Can you print the data exactly and leave out each image?

════════

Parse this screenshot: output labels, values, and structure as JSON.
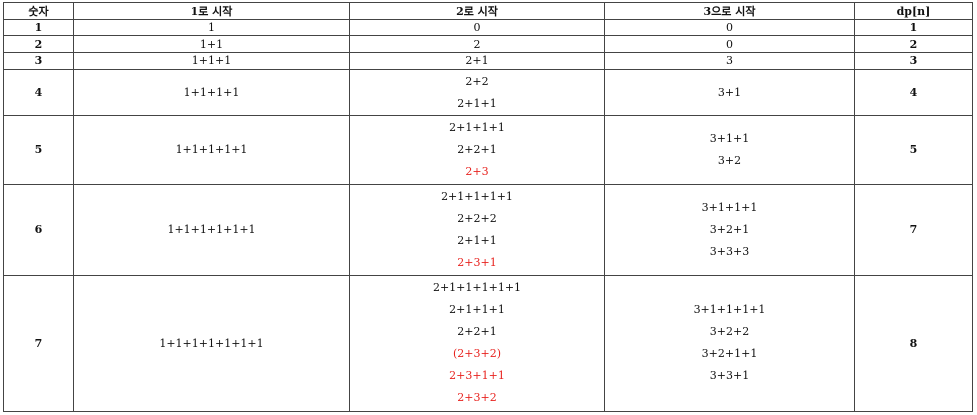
{
  "table": {
    "headers": [
      "숫자",
      "1로 시작",
      "2로 시작",
      "3으로 시작",
      "dp[n]"
    ],
    "accent_red": "#e8231f",
    "rows": [
      {
        "num": "1",
        "one": "1",
        "two": [
          {
            "t": "0"
          }
        ],
        "three": [
          "0"
        ],
        "dp": "1"
      },
      {
        "num": "2",
        "one": "1+1",
        "two": [
          {
            "t": "2"
          }
        ],
        "three": [
          "0"
        ],
        "dp": "2"
      },
      {
        "num": "3",
        "one": "1+1+1",
        "two": [
          {
            "t": "2+1"
          }
        ],
        "three": [
          "3"
        ],
        "dp": "3"
      },
      {
        "num": "4",
        "one": "1+1+1+1",
        "two": [
          {
            "t": "2+2"
          },
          {
            "t": "2+1+1"
          }
        ],
        "three": [
          "3+1"
        ],
        "dp": "4"
      },
      {
        "num": "5",
        "one": "1+1+1+1+1",
        "two": [
          {
            "t": "2+1+1+1"
          },
          {
            "t": "2+2+1"
          },
          {
            "t": "2+3",
            "red": true
          }
        ],
        "three": [
          "3+1+1",
          "3+2"
        ],
        "dp": "5"
      },
      {
        "num": "6",
        "one": "1+1+1+1+1+1",
        "two": [
          {
            "t": "2+1+1+1+1"
          },
          {
            "t": "2+2+2"
          },
          {
            "t": "2+1+1"
          },
          {
            "t": "2+3+1",
            "red": true
          }
        ],
        "three": [
          "3+1+1+1",
          "3+2+1",
          "3+3+3"
        ],
        "dp": "7"
      },
      {
        "num": "7",
        "one": "1+1+1+1+1+1+1",
        "two": [
          {
            "t": "2+1+1+1+1+1"
          },
          {
            "t": "2+1+1+1"
          },
          {
            "t": "2+2+1"
          },
          {
            "t": "(2+3+2)",
            "red": true
          },
          {
            "t": "2+3+1+1",
            "red": true
          },
          {
            "t": "2+3+2",
            "red": true
          }
        ],
        "three": [
          "3+1+1+1+1",
          "3+2+2",
          "3+2+1+1",
          "3+3+1"
        ],
        "dp": "8"
      }
    ]
  }
}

════════

TASK RESPONSE:
Parse this screenshot: output labels, values, and structure as JSON.
{
  "table": {
    "headers": [
      "숫자",
      "1로 시작",
      "2로 시작",
      "3으로 시작",
      "dp[n]"
    ],
    "accent_red": "#e8231f",
    "rows": [
      {
        "num": "1",
        "one": "1",
        "two": [
          {
            "t": "0"
          }
        ],
        "three": [
          "0"
        ],
        "dp": "1"
      },
      {
        "num": "2",
        "one": "1+1",
        "two": [
          {
            "t": "2"
          }
        ],
        "three": [
          "0"
        ],
        "dp": "2"
      },
      {
        "num": "3",
        "one": "1+1+1",
        "two": [
          {
            "t": "2+1"
          }
        ],
        "three": [
          "3"
        ],
        "dp": "3"
      },
      {
        "num": "4",
        "one": "1+1+1+1",
        "two": [
          {
            "t": "2+2"
          },
          {
            "t": "2+1+1"
          }
        ],
        "three": [
          "3+1"
        ],
        "dp": "4"
      },
      {
        "num": "5",
        "one": "1+1+1+1+1",
        "two": [
          {
            "t": "2+1+1+1"
          },
          {
            "t": "2+2+1"
          },
          {
            "t": "2+3",
            "red": true
          }
        ],
        "three": [
          "3+1+1",
          "3+2"
        ],
        "dp": "5"
      },
      {
        "num": "6",
        "one": "1+1+1+1+1+1",
        "two": [
          {
            "t": "2+1+1+1+1"
          },
          {
            "t": "2+2+2"
          },
          {
            "t": "2+1+1"
          },
          {
            "t": "2+3+1",
            "red": true
          }
        ],
        "three": [
          "3+1+1+1",
          "3+2+1",
          "3+3+3"
        ],
        "dp": "7"
      },
      {
        "num": "7",
        "one": "1+1+1+1+1+1+1",
        "two": [
          {
            "t": "2+1+1+1+1+1"
          },
          {
            "t": "2+1+1+1"
          },
          {
            "t": "2+2+1"
          },
          {
            "t": "(2+3+2)",
            "red": true
          },
          {
            "t": "2+3+1+1",
            "red": true
          },
          {
            "t": "2+3+2",
            "red": true
          }
        ],
        "three": [
          "3+1+1+1+1",
          "3+2+2",
          "3+2+1+1",
          "3+3+1"
        ],
        "dp": "8"
      }
    ]
  }
}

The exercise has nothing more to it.